- _Supplied material_
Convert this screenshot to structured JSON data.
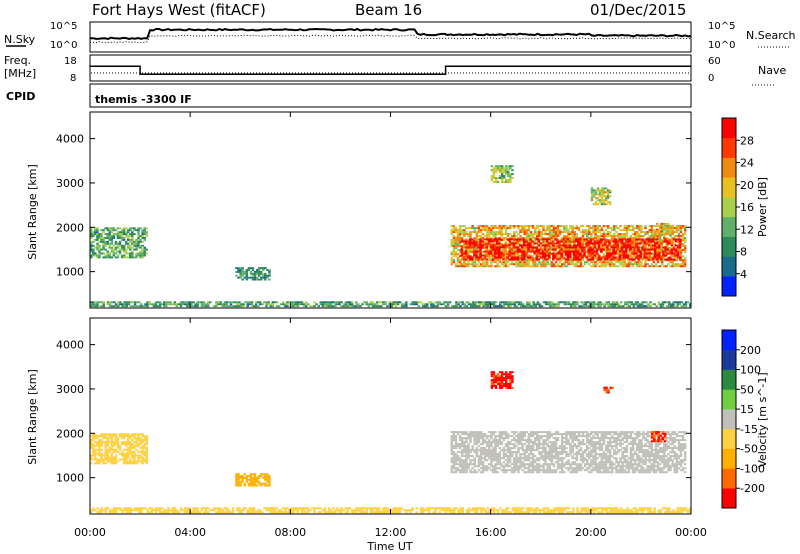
{
  "header": {
    "station": "Fort Hays West (fitACF)",
    "beam": "Beam 16",
    "date": "01/Dec/2015"
  },
  "strip1": {
    "left_label": "N.Sky",
    "right_label": "N.Search",
    "left_ticks": [
      "10^5",
      "10^0"
    ],
    "right_ticks": [
      "10^5",
      "10^0"
    ]
  },
  "strip2": {
    "left_label_line1": "Freq.",
    "left_label_line2": "[MHz]",
    "right_label": "Nave",
    "left_ticks": [
      "18",
      "8"
    ],
    "right_ticks": [
      "60",
      "0"
    ],
    "freq_steps": [
      {
        "t": 0,
        "f": 14
      },
      {
        "t": 2.0,
        "f": 10.5
      },
      {
        "t": 14.2,
        "f": 14
      }
    ]
  },
  "cpid": {
    "label": "CPID",
    "program": "themis -3300 IF"
  },
  "colors": {
    "power": [
      "#0022ff",
      "#1a6a8a",
      "#2d8a5a",
      "#5fb06a",
      "#a8d04a",
      "#e8c020",
      "#f08a10",
      "#ff3a00",
      "#ff0000"
    ],
    "velocity": [
      "#ff0000",
      "#ff6a00",
      "#ffb000",
      "#ffd040",
      "#c0c0b8",
      "#6ed040",
      "#2a8a40",
      "#1a3a9a",
      "#0022ff"
    ]
  },
  "time_axis": {
    "label": "Time UT",
    "ticks": [
      "00:00",
      "04:00",
      "08:00",
      "12:00",
      "16:00",
      "20:00",
      "00:00"
    ]
  },
  "chart_data": [
    {
      "type": "heatmap",
      "ylabel": "Slant Range [km]",
      "xlabel": "Time UT",
      "xlim": [
        0,
        24
      ],
      "ylim": [
        180,
        4600
      ],
      "yticks": [
        "1000",
        "2000",
        "3000",
        "4000"
      ],
      "colorbar": {
        "label": "Power [dB]",
        "ticks": [
          "4",
          "8",
          "12",
          "16",
          "20",
          "24",
          "28"
        ],
        "range": [
          0,
          30
        ]
      },
      "regions": [
        {
          "t0": 0.0,
          "t1": 2.3,
          "r0": 1300,
          "r1": 2000,
          "value": 11
        },
        {
          "t0": 5.8,
          "t1": 7.2,
          "r0": 800,
          "r1": 1100,
          "value": 9
        },
        {
          "t0": 14.4,
          "t1": 23.8,
          "r0": 1100,
          "r1": 2050,
          "value": 19
        },
        {
          "t0": 14.8,
          "t1": 23.6,
          "r0": 1250,
          "r1": 1750,
          "value": 28
        },
        {
          "t0": 16.0,
          "t1": 16.9,
          "r0": 3000,
          "r1": 3400,
          "value": 14
        },
        {
          "t0": 20.0,
          "t1": 20.8,
          "r0": 2500,
          "r1": 2900,
          "value": 15
        },
        {
          "t0": 22.6,
          "t1": 23.3,
          "r0": 1800,
          "r1": 2100,
          "value": 18
        },
        {
          "t0": 0.0,
          "t1": 24.0,
          "r0": 200,
          "r1": 330,
          "value": 10
        }
      ]
    },
    {
      "type": "heatmap",
      "ylabel": "Slant Range [km]",
      "xlabel": "Time UT",
      "xlim": [
        0,
        24
      ],
      "ylim": [
        180,
        4600
      ],
      "yticks": [
        "1000",
        "2000",
        "3000",
        "4000"
      ],
      "colorbar": {
        "label": "Velocity [m s^-1]",
        "ticks": [
          "-200",
          "-100",
          "-50",
          "-15",
          "15",
          "50",
          "100",
          "200"
        ],
        "range": [
          -250,
          250
        ]
      },
      "regions": [
        {
          "t0": 0.0,
          "t1": 2.3,
          "r0": 1300,
          "r1": 2000,
          "value": -30
        },
        {
          "t0": 5.8,
          "t1": 7.2,
          "r0": 800,
          "r1": 1100,
          "value": -80
        },
        {
          "t0": 14.4,
          "t1": 23.8,
          "r0": 1100,
          "r1": 2050,
          "value": 0
        },
        {
          "t0": 16.0,
          "t1": 16.9,
          "r0": 3000,
          "r1": 3400,
          "value": -220
        },
        {
          "t0": 20.5,
          "t1": 20.9,
          "r0": 2900,
          "r1": 3050,
          "value": -200
        },
        {
          "t0": 22.4,
          "t1": 23.0,
          "r0": 1800,
          "r1": 2050,
          "value": -210
        },
        {
          "t0": 0.0,
          "t1": 24.0,
          "r0": 200,
          "r1": 330,
          "value": -30
        }
      ]
    }
  ]
}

- _Goal_
Skipping the pictures, transcribe each line above exactly as it appears.

- _Output for this task_
Convert this screenshot to structured JSON data.
{
  "header": {
    "station": "Fort Hays West (fitACF)",
    "beam": "Beam 16",
    "date": "01/Dec/2015"
  },
  "strip1": {
    "left_label": "N.Sky",
    "right_label": "N.Search",
    "left_ticks": [
      "10^5",
      "10^0"
    ],
    "right_ticks": [
      "10^5",
      "10^0"
    ]
  },
  "strip2": {
    "left_label_line1": "Freq.",
    "left_label_line2": "[MHz]",
    "right_label": "Nave",
    "left_ticks": [
      "18",
      "8"
    ],
    "right_ticks": [
      "60",
      "0"
    ],
    "freq_steps": [
      {
        "t": 0,
        "f": 14
      },
      {
        "t": 2.0,
        "f": 10.5
      },
      {
        "t": 14.2,
        "f": 14
      }
    ]
  },
  "cpid": {
    "label": "CPID",
    "program": "themis -3300 IF"
  },
  "colors": {
    "power": [
      "#0022ff",
      "#1a6a8a",
      "#2d8a5a",
      "#5fb06a",
      "#a8d04a",
      "#e8c020",
      "#f08a10",
      "#ff3a00",
      "#ff0000"
    ],
    "velocity": [
      "#ff0000",
      "#ff6a00",
      "#ffb000",
      "#ffd040",
      "#c0c0b8",
      "#6ed040",
      "#2a8a40",
      "#1a3a9a",
      "#0022ff"
    ]
  },
  "time_axis": {
    "label": "Time UT",
    "ticks": [
      "00:00",
      "04:00",
      "08:00",
      "12:00",
      "16:00",
      "20:00",
      "00:00"
    ]
  },
  "chart_data": [
    {
      "type": "heatmap",
      "ylabel": "Slant Range [km]",
      "xlabel": "Time UT",
      "xlim": [
        0,
        24
      ],
      "ylim": [
        180,
        4600
      ],
      "yticks": [
        "1000",
        "2000",
        "3000",
        "4000"
      ],
      "colorbar": {
        "label": "Power [dB]",
        "ticks": [
          "4",
          "8",
          "12",
          "16",
          "20",
          "24",
          "28"
        ],
        "range": [
          0,
          30
        ]
      },
      "regions": [
        {
          "t0": 0.0,
          "t1": 2.3,
          "r0": 1300,
          "r1": 2000,
          "value": 11
        },
        {
          "t0": 5.8,
          "t1": 7.2,
          "r0": 800,
          "r1": 1100,
          "value": 9
        },
        {
          "t0": 14.4,
          "t1": 23.8,
          "r0": 1100,
          "r1": 2050,
          "value": 19
        },
        {
          "t0": 14.8,
          "t1": 23.6,
          "r0": 1250,
          "r1": 1750,
          "value": 28
        },
        {
          "t0": 16.0,
          "t1": 16.9,
          "r0": 3000,
          "r1": 3400,
          "value": 14
        },
        {
          "t0": 20.0,
          "t1": 20.8,
          "r0": 2500,
          "r1": 2900,
          "value": 15
        },
        {
          "t0": 22.6,
          "t1": 23.3,
          "r0": 1800,
          "r1": 2100,
          "value": 18
        },
        {
          "t0": 0.0,
          "t1": 24.0,
          "r0": 200,
          "r1": 330,
          "value": 10
        }
      ]
    },
    {
      "type": "heatmap",
      "ylabel": "Slant Range [km]",
      "xlabel": "Time UT",
      "xlim": [
        0,
        24
      ],
      "ylim": [
        180,
        4600
      ],
      "yticks": [
        "1000",
        "2000",
        "3000",
        "4000"
      ],
      "colorbar": {
        "label": "Velocity [m s^-1]",
        "ticks": [
          "-200",
          "-100",
          "-50",
          "-15",
          "15",
          "50",
          "100",
          "200"
        ],
        "range": [
          -250,
          250
        ]
      },
      "regions": [
        {
          "t0": 0.0,
          "t1": 2.3,
          "r0": 1300,
          "r1": 2000,
          "value": -30
        },
        {
          "t0": 5.8,
          "t1": 7.2,
          "r0": 800,
          "r1": 1100,
          "value": -80
        },
        {
          "t0": 14.4,
          "t1": 23.8,
          "r0": 1100,
          "r1": 2050,
          "value": 0
        },
        {
          "t0": 16.0,
          "t1": 16.9,
          "r0": 3000,
          "r1": 3400,
          "value": -220
        },
        {
          "t0": 20.5,
          "t1": 20.9,
          "r0": 2900,
          "r1": 3050,
          "value": -200
        },
        {
          "t0": 22.4,
          "t1": 23.0,
          "r0": 1800,
          "r1": 2050,
          "value": -210
        },
        {
          "t0": 0.0,
          "t1": 24.0,
          "r0": 200,
          "r1": 330,
          "value": -30
        }
      ]
    }
  ]
}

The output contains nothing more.